* [What to do]
Go through the entries below and pick out every line with "United".

* [Given entries]
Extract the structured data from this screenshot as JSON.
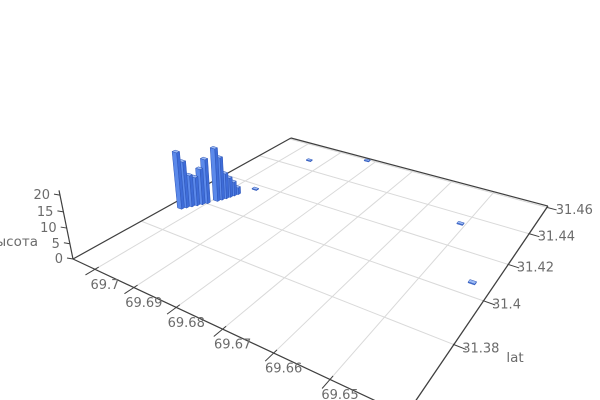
{
  "chart_data": {
    "type": "bar",
    "subtype": "bar3d",
    "title": "",
    "xlabel": "",
    "ylabel": "lat",
    "zlabel": "высота",
    "grid": true,
    "x_axis": {
      "tick_labels": [
        "69.7",
        "69.69",
        "69.68",
        "69.67",
        "69.66",
        "69.65"
      ],
      "tick_values": [
        69.7,
        69.69,
        69.68,
        69.67,
        69.66,
        69.65
      ]
    },
    "y_axis": {
      "tick_labels": [
        "31.38",
        "31.4",
        "31.42",
        "31.44",
        "31.46"
      ],
      "tick_values": [
        31.38,
        31.4,
        31.42,
        31.44,
        31.46
      ]
    },
    "z_axis": {
      "tick_labels": [
        "0",
        "5",
        "10",
        "15",
        "20"
      ],
      "tick_values": [
        0,
        5,
        10,
        15,
        20
      ],
      "zlim": [
        0,
        20
      ]
    },
    "bars": [
      {
        "lon": 69.7033,
        "lat": 31.3932,
        "h": 19.5
      },
      {
        "lon": 69.7028,
        "lat": 31.3947,
        "h": 16
      },
      {
        "lon": 69.7022,
        "lat": 31.3962,
        "h": 11
      },
      {
        "lon": 69.7016,
        "lat": 31.3977,
        "h": 10
      },
      {
        "lon": 69.701,
        "lat": 31.3992,
        "h": 12.5
      },
      {
        "lon": 69.7004,
        "lat": 31.4007,
        "h": 15.5
      },
      {
        "lon": 69.6993,
        "lat": 31.4037,
        "h": 18.5
      },
      {
        "lon": 69.6989,
        "lat": 31.4052,
        "h": 15
      },
      {
        "lon": 69.6985,
        "lat": 31.4067,
        "h": 9
      },
      {
        "lon": 69.6982,
        "lat": 31.4082,
        "h": 7
      },
      {
        "lon": 69.6979,
        "lat": 31.4097,
        "h": 5
      },
      {
        "lon": 69.6976,
        "lat": 31.4112,
        "h": 2.5
      },
      {
        "lon": 69.6955,
        "lat": 31.417,
        "h": 0.3
      },
      {
        "lon": 69.694,
        "lat": 31.447,
        "h": 0.3
      },
      {
        "lon": 69.682,
        "lat": 31.459,
        "h": 0.3
      },
      {
        "lon": 69.651,
        "lat": 31.434,
        "h": 0.3
      },
      {
        "lon": 69.6415,
        "lat": 31.406,
        "h": 0.3
      }
    ],
    "colors": {
      "bar_front": "#5b89ea",
      "bar_side": "#3e6cd8",
      "bar_top": "#9cbaf4",
      "bar_edge": "#2e56b8",
      "grid_line": "#d9d9d9",
      "axis_line": "#3f3f3f",
      "tick_text": "#6b6b6b"
    }
  }
}
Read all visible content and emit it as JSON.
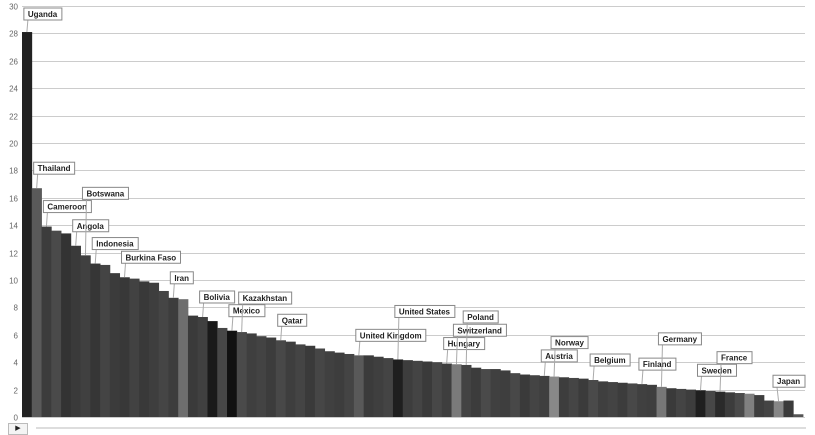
{
  "chart_data": {
    "type": "bar",
    "ylim": [
      0,
      30
    ],
    "yticks": [
      0,
      2,
      4,
      6,
      8,
      10,
      12,
      14,
      16,
      18,
      20,
      22,
      24,
      26,
      28,
      30
    ],
    "grid": true,
    "values": [
      28.1,
      16.7,
      13.9,
      13.6,
      13.4,
      12.5,
      11.8,
      11.2,
      11.1,
      10.5,
      10.2,
      10.1,
      9.9,
      9.8,
      9.2,
      8.7,
      8.6,
      7.4,
      7.3,
      7.0,
      6.5,
      6.3,
      6.2,
      6.1,
      5.9,
      5.8,
      5.6,
      5.5,
      5.3,
      5.2,
      5.0,
      4.8,
      4.7,
      4.6,
      4.5,
      4.5,
      4.4,
      4.3,
      4.2,
      4.15,
      4.1,
      4.05,
      4.0,
      3.9,
      3.85,
      3.8,
      3.6,
      3.5,
      3.5,
      3.4,
      3.2,
      3.1,
      3.05,
      3.0,
      2.95,
      2.9,
      2.85,
      2.8,
      2.7,
      2.6,
      2.55,
      2.5,
      2.45,
      2.4,
      2.35,
      2.2,
      2.1,
      2.05,
      2.0,
      1.95,
      1.9,
      1.85,
      1.8,
      1.75,
      1.7,
      1.6,
      1.2,
      1.15,
      1.2,
      0.2
    ],
    "colors": [
      "#222222",
      "#5a5a5a",
      "#3c3c3c",
      "#4a4a4a",
      "#333333",
      "#3a3a3a",
      "#404040",
      "#363636",
      "#444444",
      "#3b3b3b",
      "#383838",
      "#424242",
      "#393939",
      "#3e3e3e",
      "#454545",
      "#3d3d3d",
      "#6e6e6e",
      "#3a3a3a",
      "#404040",
      "#1a1a1a",
      "#474747",
      "#111111",
      "#4a4a4a",
      "#3f3f3f",
      "#434343",
      "#3c3c3c",
      "#484848",
      "#3e3e3e",
      "#444444",
      "#3a3a3a",
      "#464646",
      "#404040",
      "#3d3d3d",
      "#444444",
      "#595959",
      "#3b3b3b",
      "#3f3f3f",
      "#444444",
      "#1f1f1f",
      "#3d3d3d",
      "#444444",
      "#3a3a3a",
      "#474747",
      "#3e3e3e",
      "#7a7a7a",
      "#434343",
      "#3c3c3c",
      "#4a4a4a",
      "#404040",
      "#3e3e3e",
      "#484848",
      "#3a3a3a",
      "#444444",
      "#3f3f3f",
      "#888888",
      "#3d3d3d",
      "#454545",
      "#3b3b3b",
      "#4a4a4a",
      "#3f3f3f",
      "#434343",
      "#3c3c3c",
      "#484848",
      "#404040",
      "#3e3e3e",
      "#777777",
      "#3a3a3a",
      "#444444",
      "#3d3d3d",
      "#1f1f1f",
      "#474747",
      "#2a2a2a",
      "#3c3c3c",
      "#4a4a4a",
      "#808080",
      "#3e3e3e",
      "#444444",
      "#868686",
      "#3b3b3b",
      "#555555"
    ],
    "annotations": [
      {
        "text": "Uganda",
        "bar": 0
      },
      {
        "text": "Thailand",
        "bar": 1
      },
      {
        "text": "Cameroon",
        "bar": 2
      },
      {
        "text": "Angola",
        "bar": 5
      },
      {
        "text": "Botswana",
        "bar": 6
      },
      {
        "text": "Indonesia",
        "bar": 7
      },
      {
        "text": "Burkina Faso",
        "bar": 10
      },
      {
        "text": "Iran",
        "bar": 15
      },
      {
        "text": "Bolivia",
        "bar": 18
      },
      {
        "text": "Mexico",
        "bar": 21
      },
      {
        "text": "Kazakhstan",
        "bar": 22
      },
      {
        "text": "Qatar",
        "bar": 26
      },
      {
        "text": "United Kingdom",
        "bar": 34
      },
      {
        "text": "United States",
        "bar": 38
      },
      {
        "text": "Hungary",
        "bar": 43
      },
      {
        "text": "Switzerland",
        "bar": 44
      },
      {
        "text": "Poland",
        "bar": 45
      },
      {
        "text": "Austria",
        "bar": 53
      },
      {
        "text": "Norway",
        "bar": 54
      },
      {
        "text": "Belgium",
        "bar": 58
      },
      {
        "text": "Finland",
        "bar": 63
      },
      {
        "text": "Germany",
        "bar": 65
      },
      {
        "text": "Sweden",
        "bar": 69
      },
      {
        "text": "France",
        "bar": 71
      },
      {
        "text": "Japan",
        "bar": 77
      }
    ]
  },
  "controls": {
    "play_icon": "play-icon",
    "play_glyph": "▶"
  }
}
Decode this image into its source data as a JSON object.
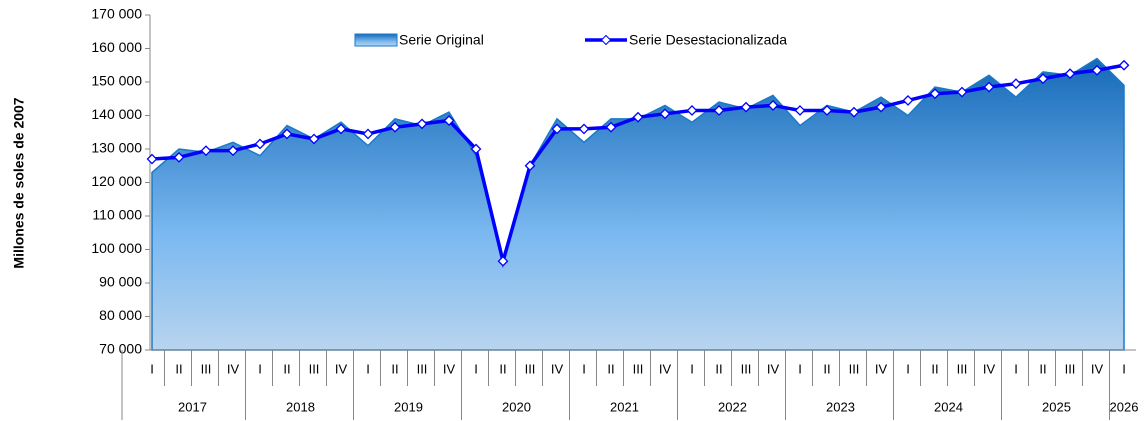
{
  "chart_data": {
    "type": "area-line",
    "ylabel": "Millones de soles de 2007",
    "categories": [
      "I",
      "II",
      "III",
      "IV",
      "I",
      "II",
      "III",
      "IV",
      "I",
      "II",
      "III",
      "IV",
      "I",
      "II",
      "III",
      "IV",
      "I",
      "II",
      "III",
      "IV",
      "I",
      "II",
      "III",
      "IV",
      "I",
      "II",
      "III",
      "IV",
      "I",
      "II",
      "III",
      "IV",
      "I",
      "II",
      "III",
      "IV",
      "I"
    ],
    "years": [
      "2017",
      "2018",
      "2019",
      "2020",
      "2021",
      "2022",
      "2023",
      "2024",
      "2025",
      "2026"
    ],
    "series": [
      {
        "name": "Serie Original",
        "kind": "area",
        "color": "#1a7ac8",
        "values": [
          123000,
          130000,
          129000,
          132000,
          128000,
          137000,
          133000,
          138000,
          131000,
          139000,
          137000,
          141000,
          128000,
          97000,
          125000,
          139000,
          132000,
          139000,
          139000,
          143000,
          138000,
          144000,
          142000,
          146000,
          137000,
          143000,
          141000,
          145500,
          140000,
          148500,
          147000,
          152000,
          145500,
          153000,
          152000,
          157000,
          149000
        ]
      },
      {
        "name": "Serie Desestacionalizada",
        "kind": "line",
        "color": "#0000ff",
        "values": [
          127000,
          127500,
          129500,
          129500,
          131500,
          134500,
          133000,
          136000,
          134500,
          136500,
          137500,
          138500,
          130000,
          96500,
          125000,
          136000,
          136000,
          136500,
          139500,
          140500,
          141500,
          141500,
          142500,
          143000,
          141500,
          141500,
          141000,
          142500,
          144500,
          146500,
          147000,
          148500,
          149500,
          151000,
          152500,
          153500,
          155000
        ]
      }
    ],
    "ylim": [
      70000,
      170000
    ],
    "yticks": [
      {
        "value": 70000,
        "label": "70 000"
      },
      {
        "value": 80000,
        "label": "80 000"
      },
      {
        "value": 90000,
        "label": "90 000"
      },
      {
        "value": 100000,
        "label": "100 000"
      },
      {
        "value": 110000,
        "label": "110 000"
      },
      {
        "value": 120000,
        "label": "120 000"
      },
      {
        "value": 130000,
        "label": "130 000"
      },
      {
        "value": 140000,
        "label": "140 000"
      },
      {
        "value": 150000,
        "label": "150 000"
      },
      {
        "value": 160000,
        "label": "160 000"
      },
      {
        "value": 170000,
        "label": "170 000"
      }
    ],
    "grid": false
  }
}
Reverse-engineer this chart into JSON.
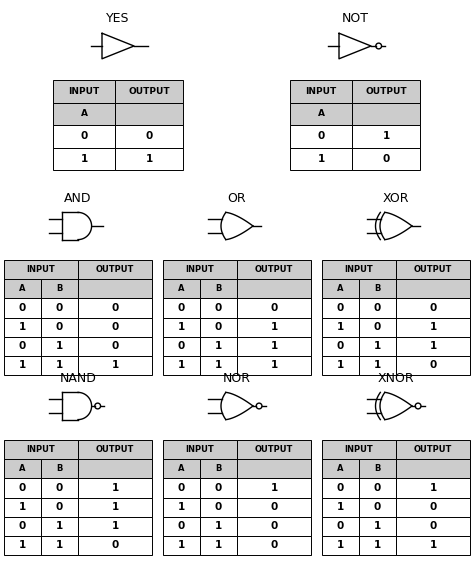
{
  "bg_color": "#ffffff",
  "header_bg": "#cccccc",
  "cell_bg": "#ffffff",
  "border_color": "#000000",
  "text_color": "#000000",
  "gates": [
    {
      "name": "YES",
      "type": "buffer",
      "col": 0,
      "row": 0,
      "truth_header1": [
        "INPUT",
        "OUTPUT"
      ],
      "truth_header2": [
        "A",
        ""
      ],
      "truth_data": [
        [
          "0",
          "0"
        ],
        [
          "1",
          "1"
        ]
      ]
    },
    {
      "name": "NOT",
      "type": "not",
      "col": 1,
      "row": 0,
      "truth_header1": [
        "INPUT",
        "OUTPUT"
      ],
      "truth_header2": [
        "A",
        ""
      ],
      "truth_data": [
        [
          "0",
          "1"
        ],
        [
          "1",
          "0"
        ]
      ]
    },
    {
      "name": "AND",
      "type": "and",
      "col": 0,
      "row": 1,
      "truth_header1": [
        "INPUT",
        "OUTPUT"
      ],
      "truth_header2": [
        "A",
        "B",
        ""
      ],
      "truth_data": [
        [
          "0",
          "0",
          "0"
        ],
        [
          "1",
          "0",
          "0"
        ],
        [
          "0",
          "1",
          "0"
        ],
        [
          "1",
          "1",
          "1"
        ]
      ]
    },
    {
      "name": "OR",
      "type": "or",
      "col": 1,
      "row": 1,
      "truth_header1": [
        "INPUT",
        "OUTPUT"
      ],
      "truth_header2": [
        "A",
        "B",
        ""
      ],
      "truth_data": [
        [
          "0",
          "0",
          "0"
        ],
        [
          "1",
          "0",
          "1"
        ],
        [
          "0",
          "1",
          "1"
        ],
        [
          "1",
          "1",
          "1"
        ]
      ]
    },
    {
      "name": "XOR",
      "type": "xor",
      "col": 2,
      "row": 1,
      "truth_header1": [
        "INPUT",
        "OUTPUT"
      ],
      "truth_header2": [
        "A",
        "B",
        ""
      ],
      "truth_data": [
        [
          "0",
          "0",
          "0"
        ],
        [
          "1",
          "0",
          "1"
        ],
        [
          "0",
          "1",
          "1"
        ],
        [
          "1",
          "1",
          "0"
        ]
      ]
    },
    {
      "name": "NAND",
      "type": "nand",
      "col": 0,
      "row": 2,
      "truth_header1": [
        "INPUT",
        "OUTPUT"
      ],
      "truth_header2": [
        "A",
        "B",
        ""
      ],
      "truth_data": [
        [
          "0",
          "0",
          "1"
        ],
        [
          "1",
          "0",
          "1"
        ],
        [
          "0",
          "1",
          "1"
        ],
        [
          "1",
          "1",
          "0"
        ]
      ]
    },
    {
      "name": "NOR",
      "type": "nor",
      "col": 1,
      "row": 2,
      "truth_header1": [
        "INPUT",
        "OUTPUT"
      ],
      "truth_header2": [
        "A",
        "B",
        ""
      ],
      "truth_data": [
        [
          "0",
          "0",
          "1"
        ],
        [
          "1",
          "0",
          "0"
        ],
        [
          "0",
          "1",
          "0"
        ],
        [
          "1",
          "1",
          "0"
        ]
      ]
    },
    {
      "name": "XNOR",
      "type": "xnor",
      "col": 2,
      "row": 2,
      "truth_header1": [
        "INPUT",
        "OUTPUT"
      ],
      "truth_header2": [
        "A",
        "B",
        ""
      ],
      "truth_data": [
        [
          "0",
          "0",
          "1"
        ],
        [
          "1",
          "0",
          "0"
        ],
        [
          "0",
          "1",
          "0"
        ],
        [
          "1",
          "1",
          "1"
        ]
      ]
    }
  ]
}
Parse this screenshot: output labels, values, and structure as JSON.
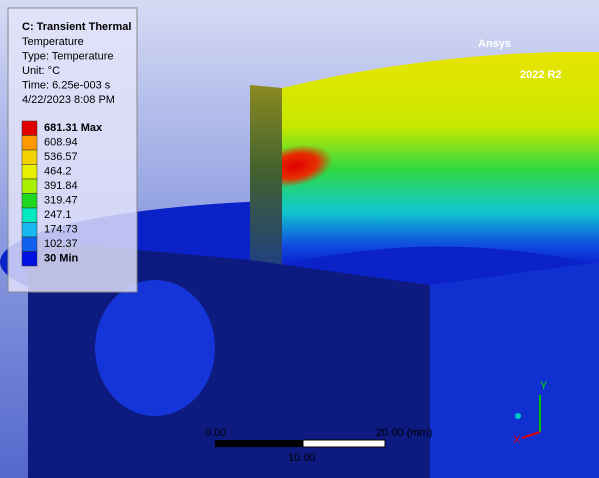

* [Correct result]
        "text": "United Kingdom",
        "text": "United States",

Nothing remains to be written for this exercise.